**Brief:**
Output the material beneath this task exactly, images excluded.

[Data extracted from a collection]
____________

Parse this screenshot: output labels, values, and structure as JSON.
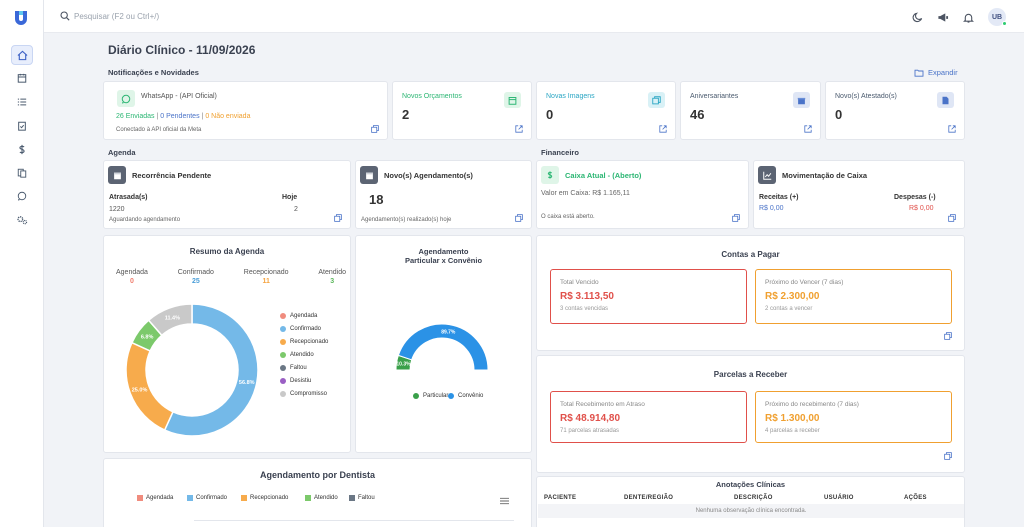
{
  "topbar": {
    "search_placeholder": "Pesquisar (F2 ou Ctrl+/)",
    "avatar_initials": "UB"
  },
  "page": {
    "title": "Diário Clínico - 11/09/2026"
  },
  "notifications": {
    "label": "Notificações e Novidades",
    "expand_label": "Expandir",
    "whatsapp": {
      "title": "WhatsApp - (API Oficial)",
      "sent": "26 Enviadas",
      "pending": "0 Pendentes",
      "not_sent": "0 Não enviada",
      "sep": "|",
      "status": "Conectado à API oficial da Meta"
    },
    "stats": [
      {
        "title": "Novos Orçamentos",
        "value": "2",
        "title_color": "#2bb673",
        "icon": "calendar-icon",
        "icon_bg": "#dff5e8",
        "icon_color": "#2bb673"
      },
      {
        "title": "Novas Imagens",
        "value": "0",
        "title_color": "#2aa6c4",
        "icon": "images-icon",
        "icon_bg": "#d9f1f6",
        "icon_color": "#2aa6c4"
      },
      {
        "title": "Aniversariantes",
        "value": "46",
        "title_color": "#4a5a6e",
        "icon": "gift-icon",
        "icon_bg": "#dfe6f5",
        "icon_color": "#4a73c8"
      },
      {
        "title": "Novo(s) Atestado(s)",
        "value": "0",
        "title_color": "#4a5a6e",
        "icon": "document-icon",
        "icon_bg": "#dfe6f5",
        "icon_color": "#4a73c8"
      }
    ]
  },
  "agenda": {
    "label": "Agenda",
    "recorrencia": {
      "title": "Recorrência Pendente",
      "col1_label": "Atrasada(s)",
      "col1_value": "1220",
      "col2_label": "Hoje",
      "col2_value": "2",
      "footer": "Aguardando agendamento"
    },
    "novos": {
      "title": "Novo(s) Agendamento(s)",
      "value": "18",
      "footer": "Agendamento(s) realizado(s) hoje"
    }
  },
  "financeiro": {
    "label": "Financeiro",
    "caixa": {
      "title": "Caixa Atual - (Aberto)",
      "valor": "Valor em Caixa: R$ 1.165,11",
      "status": "O caixa está aberto."
    },
    "movimentacao": {
      "title": "Movimentação de Caixa",
      "receitas_label": "Receitas (+)",
      "receitas_value": "R$ 0,00",
      "despesas_label": "Despesas (-)",
      "despesas_value": "R$ 0,00"
    }
  },
  "resumo": {
    "title": "Resumo da Agenda",
    "counts": [
      {
        "label": "Agendada",
        "value": "0",
        "color": "#f07e6e"
      },
      {
        "label": "Confirmado",
        "value": "25",
        "color": "#4a9ed8"
      },
      {
        "label": "Recepcionado",
        "value": "11",
        "color": "#f5a340"
      },
      {
        "label": "Atendido",
        "value": "3",
        "color": "#5cb85c"
      }
    ]
  },
  "chart_data": [
    {
      "type": "pie",
      "title": "Resumo da Agenda",
      "legend_position": "right",
      "slices": [
        {
          "name": "Agendada",
          "value": 0,
          "label": "",
          "color": "#f08c7e"
        },
        {
          "name": "Confirmado",
          "value": 56.8,
          "label": "56.8%",
          "color": "#74b9e8"
        },
        {
          "name": "Recepcionado",
          "value": 25.0,
          "label": "25.0%",
          "color": "#f7ab4c"
        },
        {
          "name": "Atendido",
          "value": 6.8,
          "label": "6.8%",
          "color": "#7cc96b"
        },
        {
          "name": "Faltou",
          "value": 0,
          "label": "",
          "color": "#6b7785"
        },
        {
          "name": "Desistiu",
          "value": 0,
          "label": "",
          "color": "#9a5fc4"
        },
        {
          "name": "Compromisso",
          "value": 11.4,
          "label": "11.4%",
          "color": "#c9c9c9"
        }
      ]
    },
    {
      "type": "pie",
      "title": "Agendamento Particular x Convênio",
      "title_line1": "Agendamento",
      "title_line2": "Particular x Convênio",
      "legend_position": "bottom",
      "slices": [
        {
          "name": "Particular",
          "value": 10.3,
          "label": "10.3%",
          "color": "#3aa04a"
        },
        {
          "name": "Convênio",
          "value": 89.7,
          "label": "89.7%",
          "color": "#2b92e6"
        }
      ]
    },
    {
      "type": "bar",
      "title": "Agendamento por Dentista",
      "legend_position": "top",
      "series": [
        {
          "name": "Agendada",
          "color": "#f08c7e"
        },
        {
          "name": "Confirmado",
          "color": "#74b9e8"
        },
        {
          "name": "Recepcionado",
          "color": "#f7ab4c"
        },
        {
          "name": "Atendido",
          "color": "#7cc96b"
        },
        {
          "name": "Faltou",
          "color": "#6b7785"
        }
      ]
    }
  ],
  "contas_pagar": {
    "title": "Contas a Pagar",
    "vencido": {
      "label": "Total Vencido",
      "value": "R$ 3.113,50",
      "sub": "3 contas vencidas",
      "color": "#e0504a"
    },
    "proximo": {
      "label": "Próximo do Vencer (7 dias)",
      "value": "R$ 2.300,00",
      "sub": "2 contas a vencer",
      "color": "#f0a030"
    }
  },
  "parcelas": {
    "title": "Parcelas a Receber",
    "atraso": {
      "label": "Total Recebimento em Atraso",
      "value": "R$ 48.914,80",
      "sub": "71 parcelas atrasadas",
      "color": "#e0504a"
    },
    "proximo": {
      "label": "Próximo do recebimento (7 dias)",
      "value": "R$ 1.300,00",
      "sub": "4 parcelas a receber",
      "color": "#f0a030"
    }
  },
  "anotacoes": {
    "title": "Anotações Clínicas",
    "columns": [
      "PACIENTE",
      "DENTE/REGIÃO",
      "DESCRIÇÃO",
      "USUÁRIO",
      "AÇÕES"
    ],
    "empty": "Nenhuma observação clínica encontrada."
  }
}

____________

**Solved problem:**
Parse this screenshot: output labels, values, and structure as JSON.
{
  "topbar": {
    "search_placeholder": "Pesquisar (F2 ou Ctrl+/)",
    "avatar_initials": "UB"
  },
  "page": {
    "title": "Diário Clínico - 11/09/2026"
  },
  "notifications": {
    "label": "Notificações e Novidades",
    "expand_label": "Expandir",
    "whatsapp": {
      "title": "WhatsApp - (API Oficial)",
      "sent": "26 Enviadas",
      "pending": "0 Pendentes",
      "not_sent": "0 Não enviada",
      "sep": "|",
      "status": "Conectado à API oficial da Meta"
    },
    "stats": [
      {
        "title": "Novos Orçamentos",
        "value": "2",
        "title_color": "#2bb673",
        "icon": "calendar-icon",
        "icon_bg": "#dff5e8",
        "icon_color": "#2bb673"
      },
      {
        "title": "Novas Imagens",
        "value": "0",
        "title_color": "#2aa6c4",
        "icon": "images-icon",
        "icon_bg": "#d9f1f6",
        "icon_color": "#2aa6c4"
      },
      {
        "title": "Aniversariantes",
        "value": "46",
        "title_color": "#4a5a6e",
        "icon": "gift-icon",
        "icon_bg": "#dfe6f5",
        "icon_color": "#4a73c8"
      },
      {
        "title": "Novo(s) Atestado(s)",
        "value": "0",
        "title_color": "#4a5a6e",
        "icon": "document-icon",
        "icon_bg": "#dfe6f5",
        "icon_color": "#4a73c8"
      }
    ]
  },
  "agenda": {
    "label": "Agenda",
    "recorrencia": {
      "title": "Recorrência Pendente",
      "col1_label": "Atrasada(s)",
      "col1_value": "1220",
      "col2_label": "Hoje",
      "col2_value": "2",
      "footer": "Aguardando agendamento"
    },
    "novos": {
      "title": "Novo(s) Agendamento(s)",
      "value": "18",
      "footer": "Agendamento(s) realizado(s) hoje"
    }
  },
  "financeiro": {
    "label": "Financeiro",
    "caixa": {
      "title": "Caixa Atual - (Aberto)",
      "valor": "Valor em Caixa: R$ 1.165,11",
      "status": "O caixa está aberto."
    },
    "movimentacao": {
      "title": "Movimentação de Caixa",
      "receitas_label": "Receitas (+)",
      "receitas_value": "R$ 0,00",
      "despesas_label": "Despesas (-)",
      "despesas_value": "R$ 0,00"
    }
  },
  "resumo": {
    "title": "Resumo da Agenda",
    "counts": [
      {
        "label": "Agendada",
        "value": "0",
        "color": "#f07e6e"
      },
      {
        "label": "Confirmado",
        "value": "25",
        "color": "#4a9ed8"
      },
      {
        "label": "Recepcionado",
        "value": "11",
        "color": "#f5a340"
      },
      {
        "label": "Atendido",
        "value": "3",
        "color": "#5cb85c"
      }
    ]
  },
  "chart_data": [
    {
      "type": "pie",
      "title": "Resumo da Agenda",
      "legend_position": "right",
      "slices": [
        {
          "name": "Agendada",
          "value": 0,
          "label": "",
          "color": "#f08c7e"
        },
        {
          "name": "Confirmado",
          "value": 56.8,
          "label": "56.8%",
          "color": "#74b9e8"
        },
        {
          "name": "Recepcionado",
          "value": 25.0,
          "label": "25.0%",
          "color": "#f7ab4c"
        },
        {
          "name": "Atendido",
          "value": 6.8,
          "label": "6.8%",
          "color": "#7cc96b"
        },
        {
          "name": "Faltou",
          "value": 0,
          "label": "",
          "color": "#6b7785"
        },
        {
          "name": "Desistiu",
          "value": 0,
          "label": "",
          "color": "#9a5fc4"
        },
        {
          "name": "Compromisso",
          "value": 11.4,
          "label": "11.4%",
          "color": "#c9c9c9"
        }
      ]
    },
    {
      "type": "pie",
      "title": "Agendamento Particular x Convênio",
      "title_line1": "Agendamento",
      "title_line2": "Particular x Convênio",
      "legend_position": "bottom",
      "slices": [
        {
          "name": "Particular",
          "value": 10.3,
          "label": "10.3%",
          "color": "#3aa04a"
        },
        {
          "name": "Convênio",
          "value": 89.7,
          "label": "89.7%",
          "color": "#2b92e6"
        }
      ]
    },
    {
      "type": "bar",
      "title": "Agendamento por Dentista",
      "legend_position": "top",
      "series": [
        {
          "name": "Agendada",
          "color": "#f08c7e"
        },
        {
          "name": "Confirmado",
          "color": "#74b9e8"
        },
        {
          "name": "Recepcionado",
          "color": "#f7ab4c"
        },
        {
          "name": "Atendido",
          "color": "#7cc96b"
        },
        {
          "name": "Faltou",
          "color": "#6b7785"
        }
      ]
    }
  ],
  "contas_pagar": {
    "title": "Contas a Pagar",
    "vencido": {
      "label": "Total Vencido",
      "value": "R$ 3.113,50",
      "sub": "3 contas vencidas",
      "color": "#e0504a"
    },
    "proximo": {
      "label": "Próximo do Vencer (7 dias)",
      "value": "R$ 2.300,00",
      "sub": "2 contas a vencer",
      "color": "#f0a030"
    }
  },
  "parcelas": {
    "title": "Parcelas a Receber",
    "atraso": {
      "label": "Total Recebimento em Atraso",
      "value": "R$ 48.914,80",
      "sub": "71 parcelas atrasadas",
      "color": "#e0504a"
    },
    "proximo": {
      "label": "Próximo do recebimento (7 dias)",
      "value": "R$ 1.300,00",
      "sub": "4 parcelas a receber",
      "color": "#f0a030"
    }
  },
  "anotacoes": {
    "title": "Anotações Clínicas",
    "columns": [
      "PACIENTE",
      "DENTE/REGIÃO",
      "DESCRIÇÃO",
      "USUÁRIO",
      "AÇÕES"
    ],
    "empty": "Nenhuma observação clínica encontrada."
  }
}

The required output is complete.